Your objective =>
Could you lay out each line of the entries below as a Markdown table with a Row column for the row number and a Text column for the line, skipping blank lines? Leave the pictures out of your answer.

Provided records =>
╭──

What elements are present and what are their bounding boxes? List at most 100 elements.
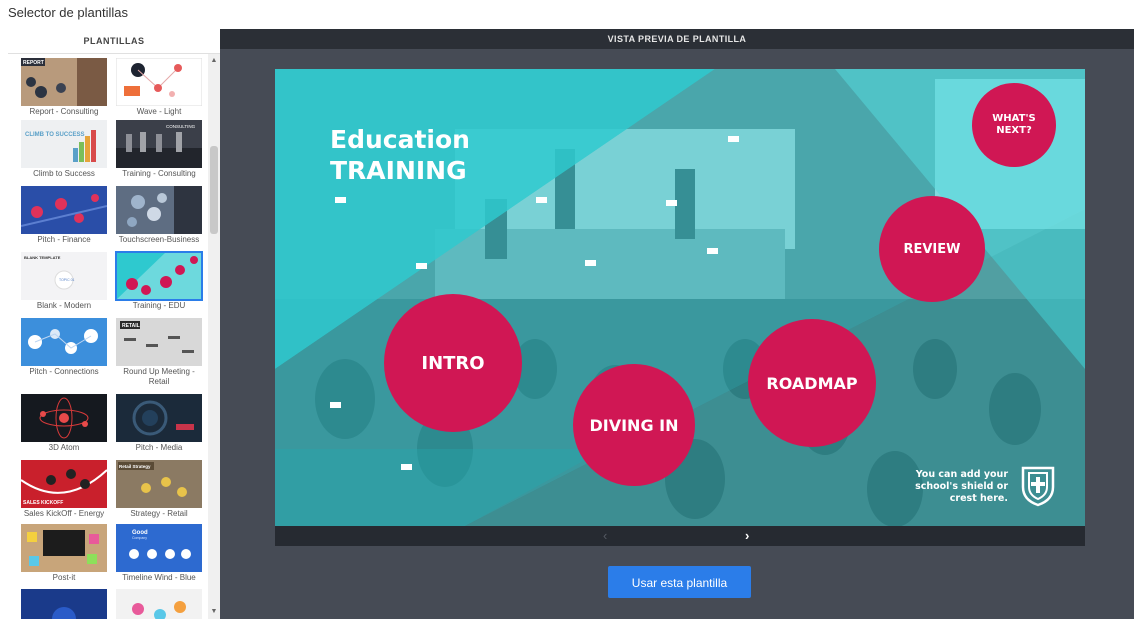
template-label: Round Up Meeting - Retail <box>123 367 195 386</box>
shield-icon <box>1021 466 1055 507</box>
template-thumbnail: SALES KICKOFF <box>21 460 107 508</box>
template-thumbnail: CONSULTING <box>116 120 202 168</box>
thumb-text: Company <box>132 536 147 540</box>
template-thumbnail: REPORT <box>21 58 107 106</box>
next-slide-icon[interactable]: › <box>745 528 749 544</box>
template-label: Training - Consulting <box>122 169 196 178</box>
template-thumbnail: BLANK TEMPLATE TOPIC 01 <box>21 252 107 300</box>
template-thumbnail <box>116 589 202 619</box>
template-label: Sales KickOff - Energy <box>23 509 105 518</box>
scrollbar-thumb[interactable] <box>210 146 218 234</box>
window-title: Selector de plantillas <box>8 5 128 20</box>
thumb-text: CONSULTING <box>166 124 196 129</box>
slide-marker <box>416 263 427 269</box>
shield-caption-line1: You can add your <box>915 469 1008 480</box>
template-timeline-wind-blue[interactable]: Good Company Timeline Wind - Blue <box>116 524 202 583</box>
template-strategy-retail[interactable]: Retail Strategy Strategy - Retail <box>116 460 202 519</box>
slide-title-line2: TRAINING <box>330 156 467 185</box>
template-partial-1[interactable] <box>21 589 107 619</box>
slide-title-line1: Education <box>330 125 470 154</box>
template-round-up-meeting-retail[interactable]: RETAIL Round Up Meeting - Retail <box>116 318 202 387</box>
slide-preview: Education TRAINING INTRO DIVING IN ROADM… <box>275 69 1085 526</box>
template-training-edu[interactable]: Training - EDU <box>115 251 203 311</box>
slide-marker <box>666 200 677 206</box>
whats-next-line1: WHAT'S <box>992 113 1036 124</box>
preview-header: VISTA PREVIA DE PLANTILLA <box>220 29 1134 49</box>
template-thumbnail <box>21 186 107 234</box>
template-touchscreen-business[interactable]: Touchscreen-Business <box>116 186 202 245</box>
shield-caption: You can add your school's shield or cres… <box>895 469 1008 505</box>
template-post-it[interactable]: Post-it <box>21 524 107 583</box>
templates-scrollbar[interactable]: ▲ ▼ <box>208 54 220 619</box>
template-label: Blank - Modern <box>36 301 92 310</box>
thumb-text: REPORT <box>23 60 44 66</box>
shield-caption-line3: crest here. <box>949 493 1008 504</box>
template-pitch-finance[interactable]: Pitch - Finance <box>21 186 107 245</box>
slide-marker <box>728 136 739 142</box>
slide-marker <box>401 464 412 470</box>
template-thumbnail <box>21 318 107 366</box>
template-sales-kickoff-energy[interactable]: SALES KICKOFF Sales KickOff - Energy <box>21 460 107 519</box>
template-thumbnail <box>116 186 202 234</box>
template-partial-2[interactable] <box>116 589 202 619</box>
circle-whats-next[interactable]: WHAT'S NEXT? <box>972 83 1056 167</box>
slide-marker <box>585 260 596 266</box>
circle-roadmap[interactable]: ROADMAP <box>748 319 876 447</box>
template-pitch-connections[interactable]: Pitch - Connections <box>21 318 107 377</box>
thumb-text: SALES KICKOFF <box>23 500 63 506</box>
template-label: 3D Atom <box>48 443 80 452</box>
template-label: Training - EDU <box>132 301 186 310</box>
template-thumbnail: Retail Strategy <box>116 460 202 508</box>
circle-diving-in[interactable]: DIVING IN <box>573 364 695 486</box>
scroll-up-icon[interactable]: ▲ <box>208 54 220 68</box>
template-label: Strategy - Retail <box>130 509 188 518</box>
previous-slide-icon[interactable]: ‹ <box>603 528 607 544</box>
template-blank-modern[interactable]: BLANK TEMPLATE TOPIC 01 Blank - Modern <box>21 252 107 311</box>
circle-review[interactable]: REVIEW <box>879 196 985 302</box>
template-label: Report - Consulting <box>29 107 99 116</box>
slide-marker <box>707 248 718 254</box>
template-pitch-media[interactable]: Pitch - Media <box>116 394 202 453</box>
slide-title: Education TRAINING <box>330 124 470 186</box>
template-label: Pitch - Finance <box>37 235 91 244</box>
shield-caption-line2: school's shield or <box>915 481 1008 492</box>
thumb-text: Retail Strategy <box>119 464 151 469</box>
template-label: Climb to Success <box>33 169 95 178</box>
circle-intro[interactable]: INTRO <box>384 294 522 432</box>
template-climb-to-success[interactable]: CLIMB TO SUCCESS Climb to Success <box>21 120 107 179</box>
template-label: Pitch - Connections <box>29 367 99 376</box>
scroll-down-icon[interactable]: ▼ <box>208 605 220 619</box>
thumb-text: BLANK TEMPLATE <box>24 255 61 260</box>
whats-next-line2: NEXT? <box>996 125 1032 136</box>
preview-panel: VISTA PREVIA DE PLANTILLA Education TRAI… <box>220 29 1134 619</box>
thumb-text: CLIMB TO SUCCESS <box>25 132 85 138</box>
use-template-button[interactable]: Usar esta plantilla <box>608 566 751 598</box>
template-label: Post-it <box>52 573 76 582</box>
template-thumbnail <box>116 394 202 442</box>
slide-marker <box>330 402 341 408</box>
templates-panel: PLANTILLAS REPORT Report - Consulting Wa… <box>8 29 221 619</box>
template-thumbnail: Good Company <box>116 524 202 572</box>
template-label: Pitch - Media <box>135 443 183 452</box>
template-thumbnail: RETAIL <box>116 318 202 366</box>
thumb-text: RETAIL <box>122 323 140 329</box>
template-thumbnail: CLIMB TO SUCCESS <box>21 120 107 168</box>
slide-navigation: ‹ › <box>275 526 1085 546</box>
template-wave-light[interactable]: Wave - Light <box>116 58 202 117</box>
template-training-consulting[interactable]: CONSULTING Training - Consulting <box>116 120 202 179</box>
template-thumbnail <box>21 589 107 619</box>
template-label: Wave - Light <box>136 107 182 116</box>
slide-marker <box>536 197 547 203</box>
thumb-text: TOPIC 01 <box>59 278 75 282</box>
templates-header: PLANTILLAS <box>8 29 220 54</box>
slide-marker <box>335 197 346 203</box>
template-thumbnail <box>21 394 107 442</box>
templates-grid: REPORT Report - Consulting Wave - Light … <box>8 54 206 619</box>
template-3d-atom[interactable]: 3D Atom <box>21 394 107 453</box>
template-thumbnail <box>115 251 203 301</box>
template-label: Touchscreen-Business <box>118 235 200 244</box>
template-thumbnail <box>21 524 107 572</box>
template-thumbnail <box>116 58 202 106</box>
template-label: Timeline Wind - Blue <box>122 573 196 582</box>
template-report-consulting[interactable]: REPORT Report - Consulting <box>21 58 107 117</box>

╰──

The answer =>
| Row | Text |
|---|---|
| 1 | What elements are present and what are their bounding boxes? List at most 100 elements. |
| 2 | template-label: Round Up Meeting - Retail <box>123 367 195 386</box> |
| 3 | shield-icon <box>1021 466 1055 507</box> |
| 4 | template-thumbnail: SALES KICKOFF <box>21 460 107 508</box> |
| 5 | template-thumbnail: CONSULTING <box>116 120 202 168</box> |
| 6 | thumb-text: Company <box>132 536 147 540</box> |
| 7 | template-thumbnail: REPORT <box>21 58 107 106</box> |
| 8 | next-slide-icon[interactable]: › <box>745 528 749 544</box> |
| 9 | template-label: Training - Consulting <box>122 169 196 178</box> |
| 10 | template-thumbnail: BLANK TEMPLATE TOPIC 01 <box>21 252 107 300</box> |
| 11 | template-thumbnail <box>116 589 202 619</box> |
| 12 | template-label: Sales KickOff - Energy <box>23 509 105 518</box> |
| 13 | scrollbar-thumb[interactable] <box>210 146 218 234</box> |
| 14 | window-title: Selector de plantillas <box>8 5 128 20</box> |
| 15 | thumb-text: CONSULTING <box>166 124 196 129</box> |
| 16 | slide-marker <box>416 263 427 269</box> |
| 17 | shield-caption-line1: You can add your <box>915 469 1008 480</box> |
| 18 | template-timeline-wind-blue[interactable]: Good Company Timeline Wind - Blue <box>116 524 202 583</box> |
| 19 | template-strategy-retail[interactable]: Retail Strategy Strategy - Retail <box>116 460 202 519</box> |
| 20 | slide-title-line2: TRAINING <box>330 156 467 185</box> |
| 21 | template-partial-1[interactable] <box>21 589 107 619</box> |
| 22 | slide-title-line1: Education <box>330 125 470 154</box> |
| 23 | template-round-up-meeting-retail[interactable]: RETAIL Round Up Meeting - Retail <box>116 318 202 387</box> |
| 24 | slide-preview: Education TRAINING INTRO DIVING IN ROADM… <box>275 69 1085 526</box> |
| 25 | template-training-edu[interactable]: Training - EDU <box>115 251 203 311</box> |
| 26 | slide-marker <box>666 200 677 206</box> |
| 27 | whats-next-line1: WHAT'S <box>992 113 1036 124</box> |
| 28 | preview-header: VISTA PREVIA DE PLANTILLA <box>220 29 1134 49</box> |
| 29 | template-thumbnail <box>21 186 107 234</box> |
| 30 | template-touchscreen-business[interactable]: Touchscreen-Business <box>116 186 202 245</box> |
| 31 | shield-caption: You can add your school's shield or cres… <box>895 469 1008 505</box> |
| 32 | template-post-it[interactable]: Post-it <box>21 524 107 583</box> |
| 33 | templates-scrollbar[interactable]: ▲ ▼ <box>208 54 220 619</box> |
| 34 | template-label: Blank - Modern <box>36 301 92 310</box> |
| 35 | thumb-text: REPORT <box>23 60 44 66</box> |
| 36 | shield-caption-line3: crest here. <box>949 493 1008 504</box> |
| 37 | template-pitch-finance[interactable]: Pitch - Finance <box>21 186 107 245</box> |
| 38 | slide-marker <box>728 136 739 142</box> |
| 39 | slide-marker <box>401 464 412 470</box> |
| 40 | template-thumbnail <box>21 318 107 366</box> |
| 41 | template-sales-kickoff-energy[interactable]: SALES KICKOFF Sales KickOff - Energy <box>21 460 107 519</box> |
| 42 | template-thumbnail <box>116 186 202 234</box> |
| 43 | template-partial-2[interactable] <box>116 589 202 619</box> |
| 44 | circle-whats-next[interactable]: WHAT'S NEXT? <box>972 83 1056 167</box> |
| 45 | slide-marker <box>585 260 596 266</box> |
| 46 | circle-roadmap[interactable]: ROADMAP <box>748 319 876 447</box> |
| 47 | template-pitch-connections[interactable]: Pitch - Connections <box>21 318 107 377</box> |
| 48 | thumb-text: SALES KICKOFF <box>23 500 63 506</box> |
| 49 | template-label: 3D Atom <box>48 443 80 452</box> |
| 50 | template-label: Training - EDU <box>132 301 186 310</box> |
| 51 | template-thumbnail: Retail Strategy <box>116 460 202 508</box> |
| 52 | circle-diving-in[interactable]: DIVING IN <box>573 364 695 486</box> |
| 53 | scroll-up-icon[interactable]: ▲ <box>208 54 220 68</box> |
| 54 | template-label: Strategy - Retail <box>130 509 188 518</box> |
| 55 | previous-slide-icon[interactable]: ‹ <box>603 528 607 544</box> |
| 56 | template-blank-modern[interactable]: BLANK TEMPLATE TOPIC 01 Blank - Modern <box>21 252 107 311</box> |
| 57 | circle-review[interactable]: REVIEW <box>879 196 985 302</box> |
| 58 | template-label: Report - Consulting <box>29 107 99 116</box> |
| 59 | slide-marker <box>707 248 718 254</box> |
| 60 | template-pitch-media[interactable]: Pitch - Media <box>116 394 202 453</box> |
| 61 | slide-title: Education TRAINING <box>330 124 470 186</box> |
| 62 | template-label: Pitch - Finance <box>37 235 91 244</box> |
| 63 | shield-caption-line2: school's shield or <box>915 481 1008 492</box> |
| 64 | thumb-text: Retail Strategy <box>119 464 151 469</box> |
| 65 | template-label: Climb to Success <box>33 169 95 178</box> |
| 66 | circle-intro[interactable]: INTRO <box>384 294 522 432</box> |
| 67 | template-climb-to-success[interactable]: CLIMB TO SUCCESS Climb to Success <box>21 120 107 179</box> |
| 68 | template-label: Pitch - Connections <box>29 367 99 376</box> |
| 69 | scroll-down-icon[interactable]: ▼ <box>208 605 220 619</box> |
| 70 | thumb-text: BLANK TEMPLATE <box>24 255 61 260</box> |
| 71 | whats-next-line2: NEXT? <box>996 125 1032 136</box> |
| 72 | preview-panel: VISTA PREVIA DE PLANTILLA Education TRAI… <box>220 29 1134 619</box> |
| 73 | thumb-text: CLIMB TO SUCCESS <box>25 132 85 138</box> |
| 74 | use-template-button[interactable]: Usar esta plantilla <box>608 566 751 598</box> |
| 75 | template-label: Post-it <box>52 573 76 582</box> |
| 76 | template-thumbnail <box>116 394 202 442</box> |
| 77 | slide-marker <box>330 402 341 408</box> |
| 78 | templates-panel: PLANTILLAS REPORT Report - Consulting Wa… <box>8 29 221 619</box> |
| 79 | template-thumbnail: Good Company <box>116 524 202 572</box> |
| 80 | template-label: Pitch - Media <box>135 443 183 452</box> |
| 81 | template-thumbnail: RETAIL <box>116 318 202 366</box> |
| 82 | thumb-text: RETAIL <box>122 323 140 329</box> |
| 83 | template-thumbnail: CLIMB TO SUCCESS <box>21 120 107 168</box> |
| 84 | slide-navigation: ‹ › <box>275 526 1085 546</box> |
| 85 | template-wave-light[interactable]: Wave - Light <box>116 58 202 117</box> |
| 86 | template-training-consulting[interactable]: CONSULTING Training - Consulting <box>116 120 202 179</box> |
| 87 | template-thumbnail <box>21 589 107 619</box> |
| 88 | template-label: Wave - Light <box>136 107 182 116</box> |
| 89 | slide-marker <box>536 197 547 203</box> |
| 90 | thumb-text: TOPIC 01 <box>59 278 75 282</box> |
| 91 | templates-header: PLANTILLAS <box>8 29 220 54</box> |
| 92 | slide-marker <box>335 197 346 203</box> |
| 93 | template-thumbnail <box>21 394 107 442</box> |
| 94 | templates-grid: REPORT Report - Consulting Wave - Light … <box>8 54 206 619</box> |
| 95 | template-3d-atom[interactable]: 3D Atom <box>21 394 107 453</box> |
| 96 | template-thumbnail <box>115 251 203 301</box> |
| 97 | template-label: Touchscreen-Business <box>118 235 200 244</box> |
| 98 | template-thumbnail <box>21 524 107 572</box> |
| 99 | template-thumbnail <box>116 58 202 106</box> |
| 100 | template-label: Timeline Wind - Blue <box>122 573 196 582</box> |
| 101 | template-report-consulting[interactable]: REPORT Report - Consulting <box>21 58 107 117</box> |